_Exercise requirements_: From the material below, list every line containing "JSON".

_Provided records_:
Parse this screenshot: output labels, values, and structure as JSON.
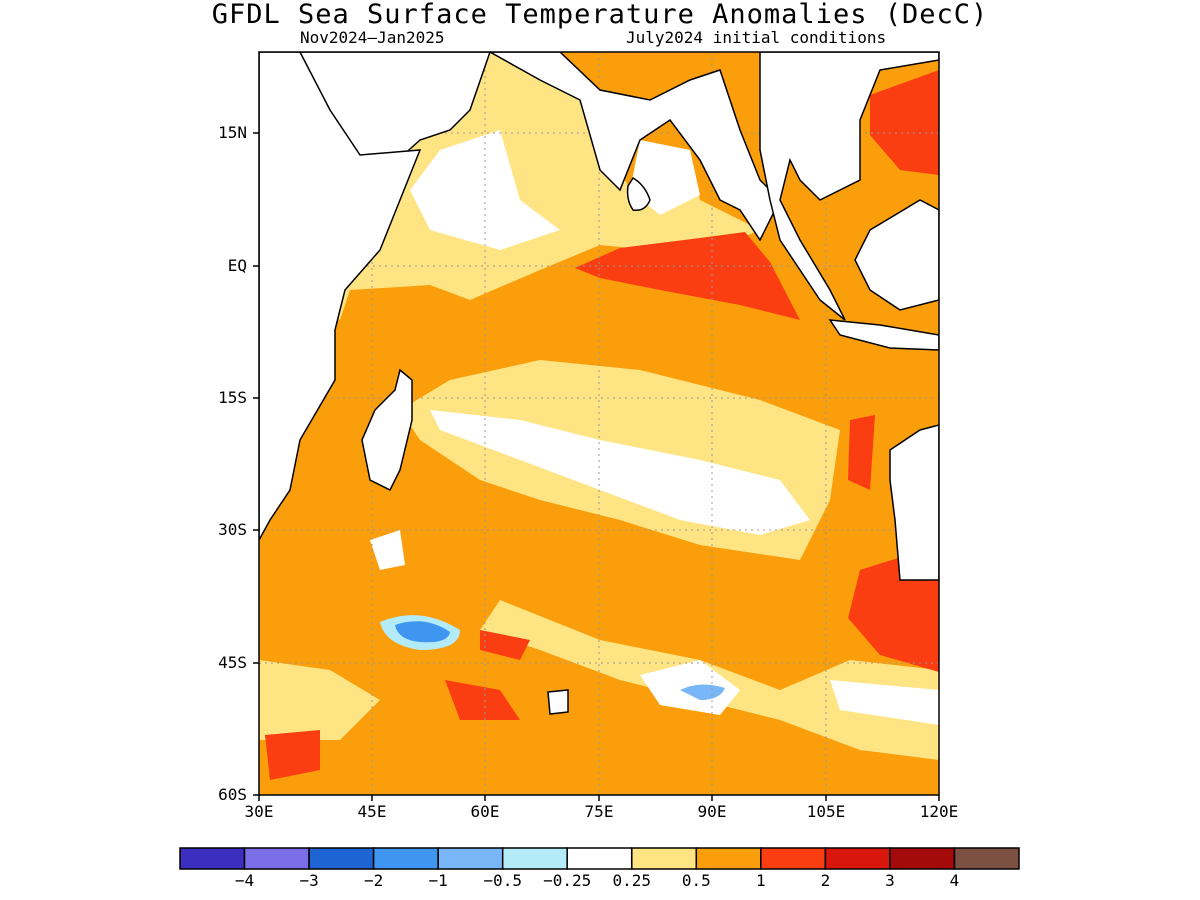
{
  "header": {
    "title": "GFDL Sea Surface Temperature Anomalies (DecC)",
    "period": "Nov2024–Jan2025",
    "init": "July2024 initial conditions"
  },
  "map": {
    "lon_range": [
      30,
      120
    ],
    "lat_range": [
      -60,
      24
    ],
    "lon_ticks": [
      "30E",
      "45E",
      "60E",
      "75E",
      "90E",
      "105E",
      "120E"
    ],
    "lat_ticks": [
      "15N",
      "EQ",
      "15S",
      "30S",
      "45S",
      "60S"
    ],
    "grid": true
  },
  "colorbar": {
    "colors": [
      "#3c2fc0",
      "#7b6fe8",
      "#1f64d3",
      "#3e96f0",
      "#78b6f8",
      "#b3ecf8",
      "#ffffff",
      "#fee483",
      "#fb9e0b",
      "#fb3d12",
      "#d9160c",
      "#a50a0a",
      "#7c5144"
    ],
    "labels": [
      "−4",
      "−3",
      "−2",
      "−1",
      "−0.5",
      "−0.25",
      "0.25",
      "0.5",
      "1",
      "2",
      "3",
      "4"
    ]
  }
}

--

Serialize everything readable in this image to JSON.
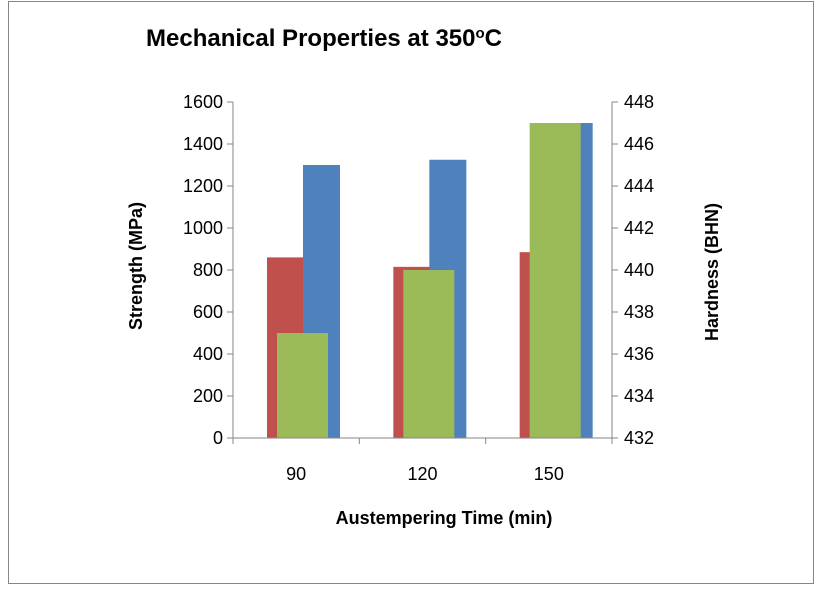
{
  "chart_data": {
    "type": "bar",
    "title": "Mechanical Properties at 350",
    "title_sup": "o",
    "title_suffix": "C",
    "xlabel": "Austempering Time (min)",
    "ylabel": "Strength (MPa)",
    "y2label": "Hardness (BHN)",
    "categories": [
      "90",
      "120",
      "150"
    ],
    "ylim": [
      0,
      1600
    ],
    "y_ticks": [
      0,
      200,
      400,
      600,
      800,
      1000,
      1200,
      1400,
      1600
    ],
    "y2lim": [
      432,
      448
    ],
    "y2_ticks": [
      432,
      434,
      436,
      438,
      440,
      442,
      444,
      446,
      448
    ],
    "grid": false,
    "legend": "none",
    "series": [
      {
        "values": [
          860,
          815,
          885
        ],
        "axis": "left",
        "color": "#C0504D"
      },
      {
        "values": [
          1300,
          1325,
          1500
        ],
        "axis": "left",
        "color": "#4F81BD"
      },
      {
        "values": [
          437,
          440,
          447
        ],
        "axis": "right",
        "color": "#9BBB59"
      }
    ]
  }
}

_Task response_:
Parse this screenshot: output labels, values, and structure as JSON.
Serialize everything readable in this image to JSON.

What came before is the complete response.